# Input records start

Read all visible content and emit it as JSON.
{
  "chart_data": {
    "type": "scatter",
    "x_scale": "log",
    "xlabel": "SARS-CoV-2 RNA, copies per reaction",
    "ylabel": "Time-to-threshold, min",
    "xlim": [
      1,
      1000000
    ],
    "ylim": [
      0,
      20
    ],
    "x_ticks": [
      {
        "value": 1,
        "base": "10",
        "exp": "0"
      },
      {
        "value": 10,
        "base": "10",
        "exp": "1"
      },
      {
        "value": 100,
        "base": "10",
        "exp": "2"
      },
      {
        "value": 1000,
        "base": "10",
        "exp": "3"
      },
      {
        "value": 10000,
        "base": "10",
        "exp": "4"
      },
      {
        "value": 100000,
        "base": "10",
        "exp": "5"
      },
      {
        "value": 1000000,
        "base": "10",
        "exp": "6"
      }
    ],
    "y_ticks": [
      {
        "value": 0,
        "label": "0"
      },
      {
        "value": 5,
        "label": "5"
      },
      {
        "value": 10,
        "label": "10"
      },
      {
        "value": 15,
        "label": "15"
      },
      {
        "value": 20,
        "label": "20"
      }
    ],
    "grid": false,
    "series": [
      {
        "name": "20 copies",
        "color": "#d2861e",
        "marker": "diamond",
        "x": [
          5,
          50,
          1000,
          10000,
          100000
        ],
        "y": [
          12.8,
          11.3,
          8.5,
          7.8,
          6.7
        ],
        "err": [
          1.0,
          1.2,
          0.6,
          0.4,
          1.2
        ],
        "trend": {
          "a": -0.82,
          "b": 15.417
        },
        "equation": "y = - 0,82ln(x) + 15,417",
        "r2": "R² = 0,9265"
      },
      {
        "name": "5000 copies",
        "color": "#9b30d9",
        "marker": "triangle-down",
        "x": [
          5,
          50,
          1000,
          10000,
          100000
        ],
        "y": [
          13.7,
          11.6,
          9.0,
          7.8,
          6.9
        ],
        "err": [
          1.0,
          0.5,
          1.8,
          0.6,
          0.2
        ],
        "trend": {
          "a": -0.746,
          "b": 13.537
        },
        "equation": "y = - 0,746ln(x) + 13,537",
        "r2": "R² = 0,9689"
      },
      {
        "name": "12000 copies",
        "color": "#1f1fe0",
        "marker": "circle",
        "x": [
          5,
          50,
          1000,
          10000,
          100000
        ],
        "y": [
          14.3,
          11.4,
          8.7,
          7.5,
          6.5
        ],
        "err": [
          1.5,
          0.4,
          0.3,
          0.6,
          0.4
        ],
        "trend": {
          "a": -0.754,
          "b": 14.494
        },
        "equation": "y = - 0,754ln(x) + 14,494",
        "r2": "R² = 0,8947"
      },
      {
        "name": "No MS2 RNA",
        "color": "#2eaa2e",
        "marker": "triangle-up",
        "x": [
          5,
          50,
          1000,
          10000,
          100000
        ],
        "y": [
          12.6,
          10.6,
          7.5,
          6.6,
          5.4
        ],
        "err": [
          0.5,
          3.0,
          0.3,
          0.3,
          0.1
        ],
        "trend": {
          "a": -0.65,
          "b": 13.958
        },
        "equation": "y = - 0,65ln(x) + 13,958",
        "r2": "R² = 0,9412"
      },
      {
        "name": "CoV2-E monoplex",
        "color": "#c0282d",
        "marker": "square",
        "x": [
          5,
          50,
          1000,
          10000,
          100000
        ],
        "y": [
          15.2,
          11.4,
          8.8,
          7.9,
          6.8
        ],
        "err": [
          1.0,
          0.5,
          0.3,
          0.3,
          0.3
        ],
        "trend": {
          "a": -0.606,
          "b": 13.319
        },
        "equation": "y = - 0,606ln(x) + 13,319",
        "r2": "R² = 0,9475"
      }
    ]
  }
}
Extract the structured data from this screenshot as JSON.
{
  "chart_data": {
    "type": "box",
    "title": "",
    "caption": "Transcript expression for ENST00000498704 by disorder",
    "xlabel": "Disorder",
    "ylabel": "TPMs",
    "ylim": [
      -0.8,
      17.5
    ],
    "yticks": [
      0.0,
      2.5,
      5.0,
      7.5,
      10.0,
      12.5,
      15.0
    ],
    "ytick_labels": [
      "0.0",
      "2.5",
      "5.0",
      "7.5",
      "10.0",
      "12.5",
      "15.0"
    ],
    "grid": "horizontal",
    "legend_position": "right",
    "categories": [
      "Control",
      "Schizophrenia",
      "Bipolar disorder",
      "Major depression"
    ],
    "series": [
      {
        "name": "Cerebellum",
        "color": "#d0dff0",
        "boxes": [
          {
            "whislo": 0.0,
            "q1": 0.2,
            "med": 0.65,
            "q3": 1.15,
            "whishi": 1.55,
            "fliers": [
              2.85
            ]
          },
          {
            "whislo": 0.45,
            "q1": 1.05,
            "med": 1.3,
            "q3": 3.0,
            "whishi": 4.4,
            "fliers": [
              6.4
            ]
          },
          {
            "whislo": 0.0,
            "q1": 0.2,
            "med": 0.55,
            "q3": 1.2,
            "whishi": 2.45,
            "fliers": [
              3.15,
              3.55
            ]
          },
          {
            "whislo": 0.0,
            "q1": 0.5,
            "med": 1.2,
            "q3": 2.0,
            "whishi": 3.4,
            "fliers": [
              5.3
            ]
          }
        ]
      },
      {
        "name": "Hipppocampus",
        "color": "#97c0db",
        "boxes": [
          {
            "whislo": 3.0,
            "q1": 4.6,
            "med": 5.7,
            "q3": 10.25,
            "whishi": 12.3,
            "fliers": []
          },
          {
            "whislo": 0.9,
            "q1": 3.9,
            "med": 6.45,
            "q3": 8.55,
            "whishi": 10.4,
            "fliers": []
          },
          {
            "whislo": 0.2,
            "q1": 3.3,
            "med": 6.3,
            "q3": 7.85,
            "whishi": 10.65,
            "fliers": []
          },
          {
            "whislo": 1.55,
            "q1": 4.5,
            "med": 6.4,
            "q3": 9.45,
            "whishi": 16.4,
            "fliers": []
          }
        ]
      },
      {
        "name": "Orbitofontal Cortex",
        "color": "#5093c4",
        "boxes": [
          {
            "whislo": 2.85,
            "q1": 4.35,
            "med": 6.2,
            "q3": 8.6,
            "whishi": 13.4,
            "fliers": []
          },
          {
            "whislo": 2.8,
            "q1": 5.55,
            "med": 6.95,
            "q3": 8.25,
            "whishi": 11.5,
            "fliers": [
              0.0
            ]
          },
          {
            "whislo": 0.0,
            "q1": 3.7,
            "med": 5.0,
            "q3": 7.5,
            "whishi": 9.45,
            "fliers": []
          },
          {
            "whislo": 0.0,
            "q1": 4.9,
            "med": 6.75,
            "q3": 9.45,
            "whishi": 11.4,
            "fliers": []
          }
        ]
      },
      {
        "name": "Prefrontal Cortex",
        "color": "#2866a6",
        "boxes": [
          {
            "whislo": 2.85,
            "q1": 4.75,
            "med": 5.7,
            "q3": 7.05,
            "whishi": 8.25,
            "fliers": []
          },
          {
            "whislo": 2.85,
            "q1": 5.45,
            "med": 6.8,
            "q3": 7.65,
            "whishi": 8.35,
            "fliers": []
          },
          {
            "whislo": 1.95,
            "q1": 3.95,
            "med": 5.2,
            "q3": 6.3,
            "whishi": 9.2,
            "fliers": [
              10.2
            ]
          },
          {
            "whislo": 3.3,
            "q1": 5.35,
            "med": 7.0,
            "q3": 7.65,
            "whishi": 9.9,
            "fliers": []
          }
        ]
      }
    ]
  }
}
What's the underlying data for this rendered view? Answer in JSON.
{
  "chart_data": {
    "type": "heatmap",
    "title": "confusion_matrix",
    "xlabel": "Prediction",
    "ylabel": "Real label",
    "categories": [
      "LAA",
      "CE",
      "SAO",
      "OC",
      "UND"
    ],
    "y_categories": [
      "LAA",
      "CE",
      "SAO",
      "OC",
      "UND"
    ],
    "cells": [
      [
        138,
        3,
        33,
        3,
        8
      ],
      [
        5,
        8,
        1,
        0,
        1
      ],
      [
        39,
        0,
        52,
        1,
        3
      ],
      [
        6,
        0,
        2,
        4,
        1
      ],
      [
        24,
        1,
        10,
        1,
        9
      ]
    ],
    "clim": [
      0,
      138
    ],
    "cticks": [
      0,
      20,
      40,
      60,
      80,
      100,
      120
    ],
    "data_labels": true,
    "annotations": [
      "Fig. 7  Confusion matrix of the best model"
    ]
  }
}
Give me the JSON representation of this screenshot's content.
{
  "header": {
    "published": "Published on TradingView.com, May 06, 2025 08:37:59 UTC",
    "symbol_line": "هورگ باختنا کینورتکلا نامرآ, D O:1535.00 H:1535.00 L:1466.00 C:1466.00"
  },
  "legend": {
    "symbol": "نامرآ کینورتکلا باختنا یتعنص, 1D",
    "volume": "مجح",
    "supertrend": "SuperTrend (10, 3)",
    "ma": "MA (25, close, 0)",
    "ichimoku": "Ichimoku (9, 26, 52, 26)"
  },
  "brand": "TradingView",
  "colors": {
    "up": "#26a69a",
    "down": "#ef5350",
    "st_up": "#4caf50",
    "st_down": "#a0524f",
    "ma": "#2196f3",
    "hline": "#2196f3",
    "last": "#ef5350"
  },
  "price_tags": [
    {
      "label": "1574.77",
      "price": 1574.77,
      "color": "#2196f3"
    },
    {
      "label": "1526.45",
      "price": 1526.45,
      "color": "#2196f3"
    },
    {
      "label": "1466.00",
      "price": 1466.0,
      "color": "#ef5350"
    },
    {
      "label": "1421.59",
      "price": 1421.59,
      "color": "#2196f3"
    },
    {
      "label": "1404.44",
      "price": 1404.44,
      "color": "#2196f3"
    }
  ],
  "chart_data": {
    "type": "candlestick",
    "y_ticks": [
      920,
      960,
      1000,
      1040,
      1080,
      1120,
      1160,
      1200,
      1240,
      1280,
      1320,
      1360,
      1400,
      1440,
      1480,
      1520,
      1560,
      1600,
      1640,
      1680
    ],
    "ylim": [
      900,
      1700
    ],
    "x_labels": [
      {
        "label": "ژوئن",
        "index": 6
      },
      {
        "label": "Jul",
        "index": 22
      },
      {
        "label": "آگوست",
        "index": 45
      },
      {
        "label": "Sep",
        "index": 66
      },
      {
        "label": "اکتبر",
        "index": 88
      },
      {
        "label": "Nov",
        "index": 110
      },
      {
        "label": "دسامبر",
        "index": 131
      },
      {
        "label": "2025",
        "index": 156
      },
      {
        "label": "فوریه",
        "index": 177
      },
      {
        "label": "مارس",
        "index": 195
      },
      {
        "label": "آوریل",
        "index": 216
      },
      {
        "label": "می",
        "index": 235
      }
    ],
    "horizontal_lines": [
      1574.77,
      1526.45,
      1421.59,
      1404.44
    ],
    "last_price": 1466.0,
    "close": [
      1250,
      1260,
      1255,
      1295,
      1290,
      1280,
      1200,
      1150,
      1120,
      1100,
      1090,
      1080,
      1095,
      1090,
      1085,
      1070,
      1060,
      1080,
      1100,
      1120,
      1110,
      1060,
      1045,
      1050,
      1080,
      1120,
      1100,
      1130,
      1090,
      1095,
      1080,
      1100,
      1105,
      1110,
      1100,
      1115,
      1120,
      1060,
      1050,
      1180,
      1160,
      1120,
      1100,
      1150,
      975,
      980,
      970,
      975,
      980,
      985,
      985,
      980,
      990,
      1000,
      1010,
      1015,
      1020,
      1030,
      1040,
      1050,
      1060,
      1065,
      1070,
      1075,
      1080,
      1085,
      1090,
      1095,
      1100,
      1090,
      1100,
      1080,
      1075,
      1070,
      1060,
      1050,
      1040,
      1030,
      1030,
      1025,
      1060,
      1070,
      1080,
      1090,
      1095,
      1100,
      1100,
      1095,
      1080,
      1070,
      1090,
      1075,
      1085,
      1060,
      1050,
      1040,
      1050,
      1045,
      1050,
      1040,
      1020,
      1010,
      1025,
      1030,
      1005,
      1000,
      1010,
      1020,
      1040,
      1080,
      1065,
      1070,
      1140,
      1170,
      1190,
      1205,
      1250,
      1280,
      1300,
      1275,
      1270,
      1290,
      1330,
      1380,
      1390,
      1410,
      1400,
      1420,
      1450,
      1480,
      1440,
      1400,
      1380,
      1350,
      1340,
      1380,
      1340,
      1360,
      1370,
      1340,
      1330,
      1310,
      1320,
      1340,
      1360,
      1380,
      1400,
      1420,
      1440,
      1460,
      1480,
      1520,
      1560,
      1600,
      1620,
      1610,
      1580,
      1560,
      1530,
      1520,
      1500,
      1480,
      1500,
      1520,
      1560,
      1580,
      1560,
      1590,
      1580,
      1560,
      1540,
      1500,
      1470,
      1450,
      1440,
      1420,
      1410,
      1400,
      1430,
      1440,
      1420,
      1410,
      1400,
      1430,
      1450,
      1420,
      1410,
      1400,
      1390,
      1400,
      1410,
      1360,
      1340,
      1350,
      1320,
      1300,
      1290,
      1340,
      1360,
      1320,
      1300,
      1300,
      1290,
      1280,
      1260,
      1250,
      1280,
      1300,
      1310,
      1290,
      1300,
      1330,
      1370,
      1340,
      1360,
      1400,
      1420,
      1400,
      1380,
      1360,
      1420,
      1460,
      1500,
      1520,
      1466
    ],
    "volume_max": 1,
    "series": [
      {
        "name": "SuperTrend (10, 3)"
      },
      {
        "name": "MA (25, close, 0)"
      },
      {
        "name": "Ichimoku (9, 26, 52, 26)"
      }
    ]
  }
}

# Input records end

:: Short problem ::
Copy every line above that holds the word "equation".

:: Final result ::
        "equation": "y = - 0,82ln(x) + 15,417",
        "equation": "y = - 0,746ln(x) + 13,537",
        "equation": "y = - 0,754ln(x) + 14,494",
        "equation": "y = - 0,65ln(x) + 13,958",
        "equation": "y = - 0,606ln(x) + 13,319",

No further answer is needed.